[Dataset items]
-- -- --
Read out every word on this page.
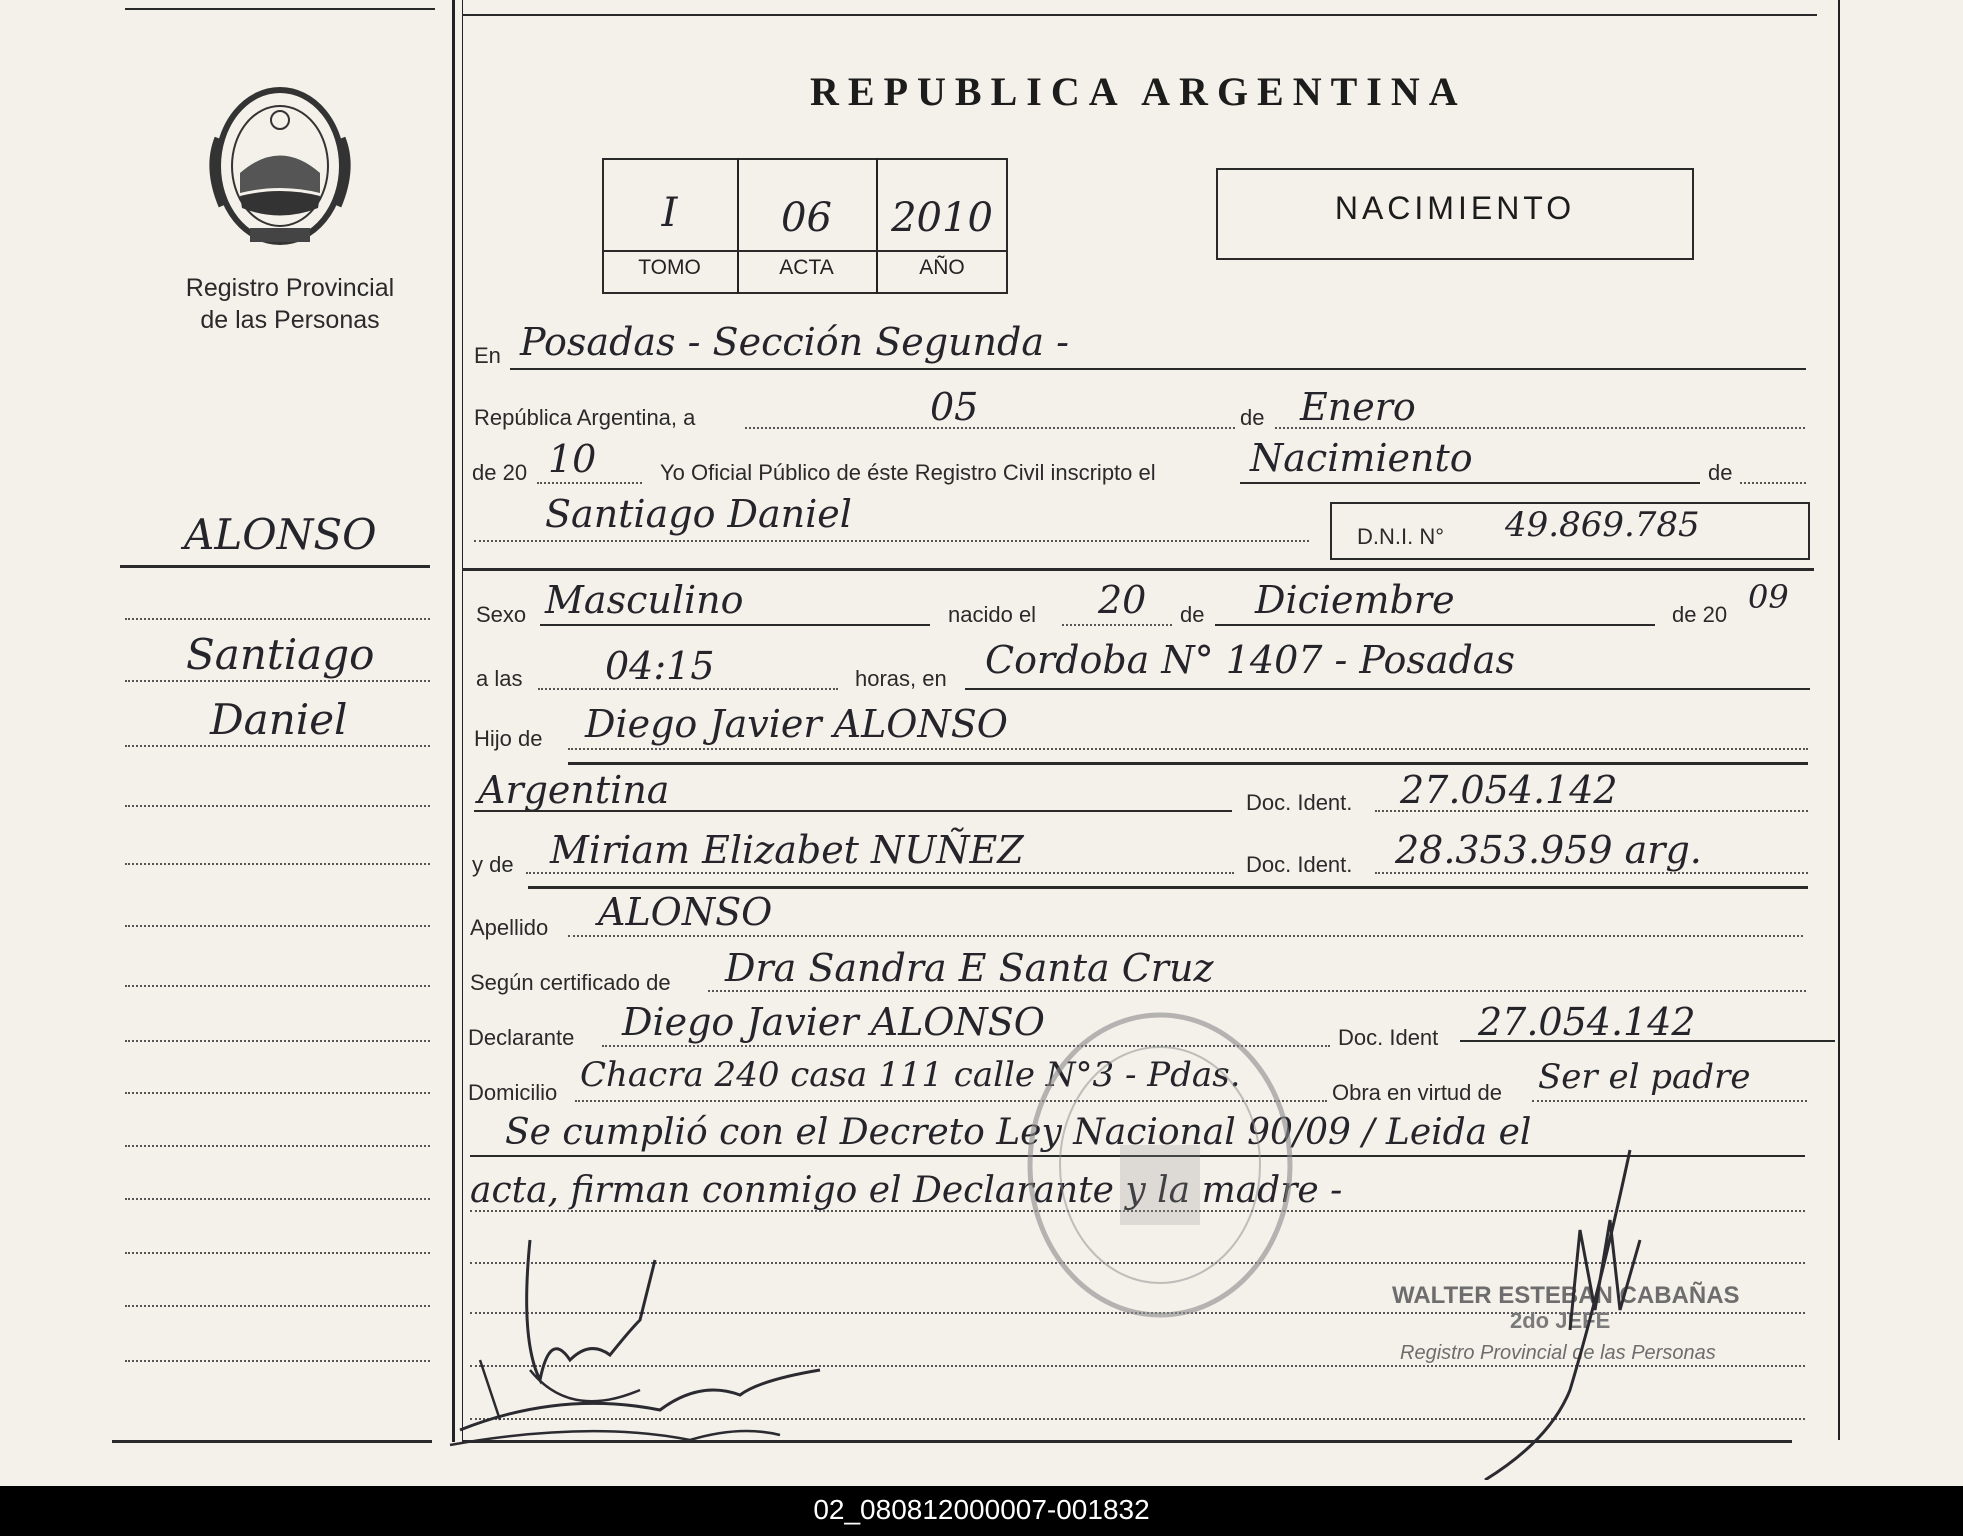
Registro Provincial
de las Personas
ALONSO
Santiago
Daniel
REPUBLICA ARGENTINA
I	06	2010
TOMO	ACTA	AÑO
NACIMIENTO
En Posadas - Sección Segunda -
República Argentina, a	05	de Enero
de 20 10	Yo Oficial Público de éste Registro Civil inscripto el Nacimiento	de
Santiago Daniel
D.N.I. N° 49.869.785
Sexo Masculino	nacido el 20 de Diciembre	de 20 09
a las 04:15	horas, en Cordoba N° 1407 - Posadas
Hijo de Diego Javier ALONSO
Argentina	Doc. Ident. 27.054.142
y de Miriam Elizabet NUÑEZ	Doc. Ident. 28.353.959 arg.
Apellido ALONSO
Según certificado de Dra Sandra E Santa Cruz
Declarante Diego Javier ALONSO	Doc. Ident 27.054.142
Domicilio Chacra 240 casa 111 calle N°3 - Pdas.	Obra en virtud de Ser el padre
Se cumplió con el Decreto Ley Nacional 90/09 / Leida el
acta, firman conmigo el Declarante y la madre -
WALTER ESTEBAN CABAÑAS
2do JEFE
Registro Provincial de las Personas
02_080812000007-001832
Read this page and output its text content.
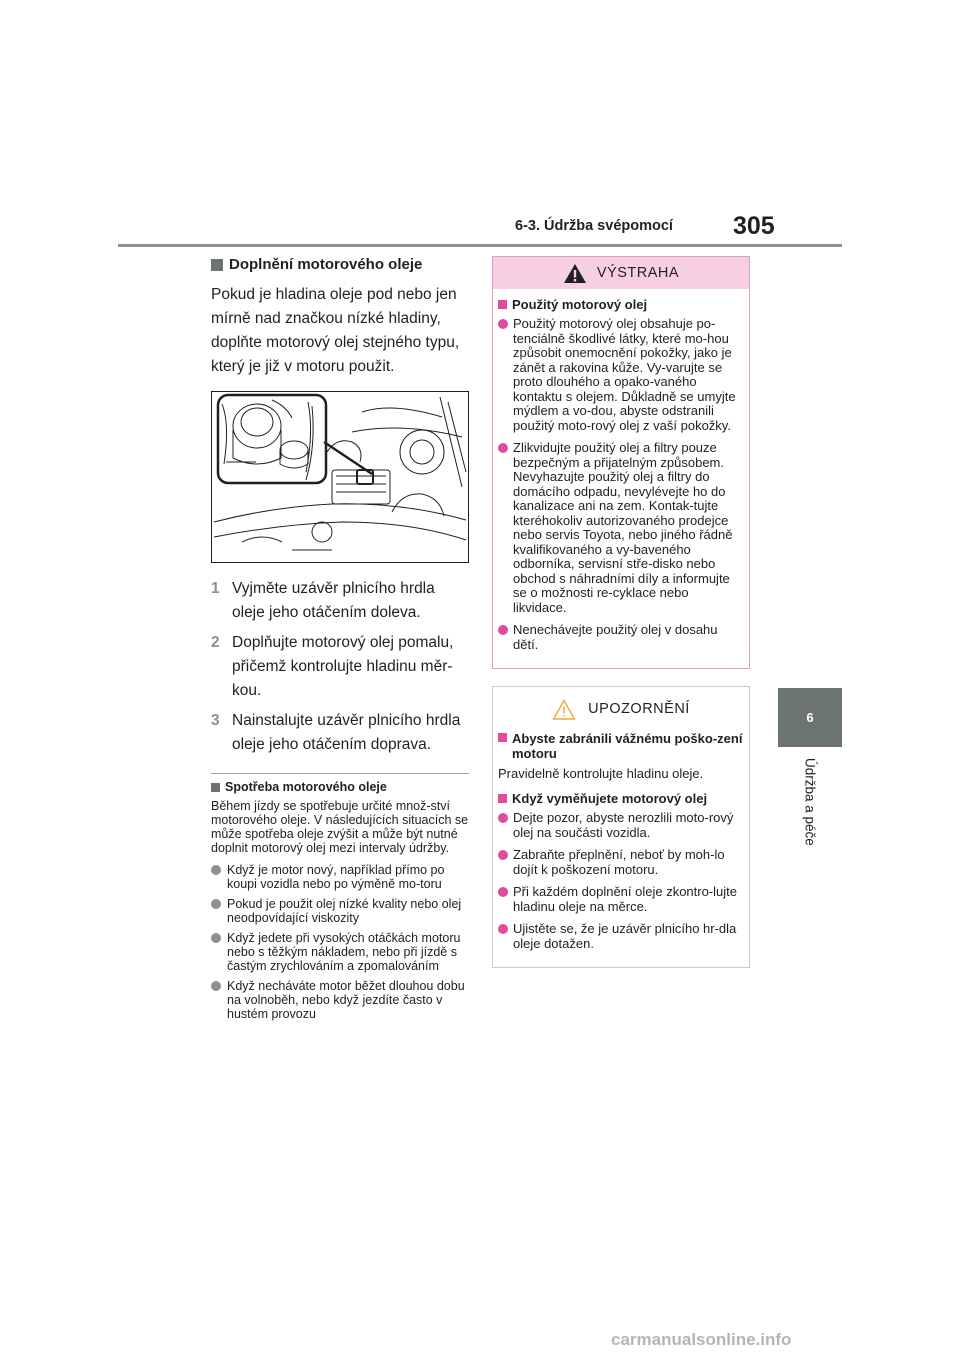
6-3. Údržba svépomocí 305
6
Údržba a péče
Doplnění motorového oleje

Pokud je hladina oleje pod nebo jen mírně nad značkou nízké hladiny, doplňte motorový olej stejného typu, který je již v motoru použit.

1 Vyjměte uzávěr plnicího hrdla oleje jeho otáčením doleva.
2 Doplňujte motorový olej pomalu, přičemž kontrolujte hladinu měr-kou.
3 Nainstalujte uzávěr plnicího hrdla oleje jeho otáčením doprava.
Spotřeba motorového oleje

Během jízdy se spotřebuje určité množ-ství motorového oleje. V následujících situacích se může spotřeba oleje zvýšit a může být nutné doplnit motorový olej mezi intervaly údržby.

Když je motor nový, například přímo po koupi vozidla nebo po výměně mo-toru
Pokud je použit olej nízké kvality nebo olej neodpovídající viskozity
Když jedete při vysokých otáčkách motoru nebo s těžkým nákladem, nebo při jízdě s častým zrychlováním a zpomalováním
Když necháváte motor běžet dlouhou dobu na volnoběh, nebo když jezdíte často v hustém provozu
VÝSTRAHA
Použitý motorový olej
Použitý motorový olej obsahuje po-tenciálně škodlivé látky, které mo-hou způsobit onemocnění pokožky, jako je zánět a rakovina kůže. Vy-varujte se proto dlouhého a opako-vaného kontaktu s olejem. Důkladně se umyjte mýdlem a vo-dou, abyste odstranili použitý moto-rový olej z vaší pokožky.
Zlikvidujte použitý olej a filtry pouze bezpečným a přijatelným způsobem. Nevyhazujte použitý olej a filtry do domácího odpadu, nevylévejte ho do kanalizace ani na zem. Kontak-tujte kteréhokoliv autorizovaného prodejce nebo servis Toyota, nebo jiného řádně kvalifikovaného a vy-baveného odborníka, servisní stře-disko nebo obchod s náhradními díly a informujte se o možnosti re-cyklace nebo likvidace.
Nenechávejte použitý olej v dosahu dětí.
UPOZORNĚNÍ
Abyste zabránili vážnému poško-zení motoru

Pravidelně kontrolujte hladinu oleje.

Když vyměňujete motorový olej
Dejte pozor, abyste nerozlili moto-rový olej na součásti vozidla.
Zabraňte přeplnění, neboť by moh-lo dojít k poškození motoru.
Při každém doplnění oleje zkontro-lujte hladinu oleje na měrce.
Ujistěte se, že je uzávěr plnicího hr-dla oleje dotažen.
carmanualsonline.info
-- -- --
_What you will do_: Omit the pictures, then quote the rest of the material above exactly.

_The solution_:
Read out every word on this page.
Registro Provincial
de las Personas
ALONSO
Santiago
Daniel
REPUBLICA ARGENTINA
I	06	2010
TOMO	ACTA	AÑO
NACIMIENTO
En Posadas - Sección Segunda -
República Argentina, a	05	de Enero
de 20 10	Yo Oficial Público de éste Registro Civil inscripto el Nacimiento	de
Santiago Daniel
D.N.I. N° 49.869.785
Sexo Masculino	nacido el 20 de Diciembre	de 20 09
a las 04:15	horas, en Cordoba N° 1407 - Posadas
Hijo de Diego Javier ALONSO
Argentina	Doc. Ident. 27.054.142
y de Miriam Elizabet NUÑEZ	Doc. Ident. 28.353.959 arg.
Apellido ALONSO
Según certificado de Dra Sandra E Santa Cruz
Declarante Diego Javier ALONSO	Doc. Ident 27.054.142
Domicilio Chacra 240 casa 111 calle N°3 - Pdas.	Obra en virtud de Ser el padre
Se cumplió con el Decreto Ley Nacional 90/09 / Leida el
acta, firman conmigo el Declarante y la madre -
WALTER ESTEBAN CABAÑAS
2do JEFE
Registro Provincial de las Personas
02_080812000007-001832
Read this page and output its text content.
6-3. Údržba svépomocí 305
6
Údržba a péče
Doplnění motorového oleje

Pokud je hladina oleje pod nebo jen mírně nad značkou nízké hladiny, doplňte motorový olej stejného typu, který je již v motoru použit.

1 Vyjměte uzávěr plnicího hrdla oleje jeho otáčením doleva.
2 Doplňujte motorový olej pomalu, přičemž kontrolujte hladinu měr-kou.
3 Nainstalujte uzávěr plnicího hrdla oleje jeho otáčením doprava.
Spotřeba motorového oleje

Během jízdy se spotřebuje určité množ-ství motorového oleje. V následujících situacích se může spotřeba oleje zvýšit a může být nutné doplnit motorový olej mezi intervaly údržby.

Když je motor nový, například přímo po koupi vozidla nebo po výměně mo-toru
Pokud je použit olej nízké kvality nebo olej neodpovídající viskozity
Když jedete při vysokých otáčkách motoru nebo s těžkým nákladem, nebo při jízdě s častým zrychlováním a zpomalováním
Když necháváte motor běžet dlouhou dobu na volnoběh, nebo když jezdíte často v hustém provozu
VÝSTRAHA
Použitý motorový olej
Použitý motorový olej obsahuje po-tenciálně škodlivé látky, které mo-hou způsobit onemocnění pokožky, jako je zánět a rakovina kůže. Vy-varujte se proto dlouhého a opako-vaného kontaktu s olejem. Důkladně se umyjte mýdlem a vo-dou, abyste odstranili použitý moto-rový olej z vaší pokožky.
Zlikvidujte použitý olej a filtry pouze bezpečným a přijatelným způsobem. Nevyhazujte použitý olej a filtry do domácího odpadu, nevylévejte ho do kanalizace ani na zem. Kontak-tujte kteréhokoliv autorizovaného prodejce nebo servis Toyota, nebo jiného řádně kvalifikovaného a vy-baveného odborníka, servisní stře-disko nebo obchod s náhradními díly a informujte se o možnosti re-cyklace nebo likvidace.
Nenechávejte použitý olej v dosahu dětí.
UPOZORNĚNÍ
Abyste zabránili vážnému poško-zení motoru

Pravidelně kontrolujte hladinu oleje.

Když vyměňujete motorový olej
Dejte pozor, abyste nerozlili moto-rový olej na součásti vozidla.
Zabraňte přeplnění, neboť by moh-lo dojít k poškození motoru.
Při každém doplnění oleje zkontro-lujte hladinu oleje na měrce.
Ujistěte se, že je uzávěr plnicího hr-dla oleje dotažen.
carmanualsonline.info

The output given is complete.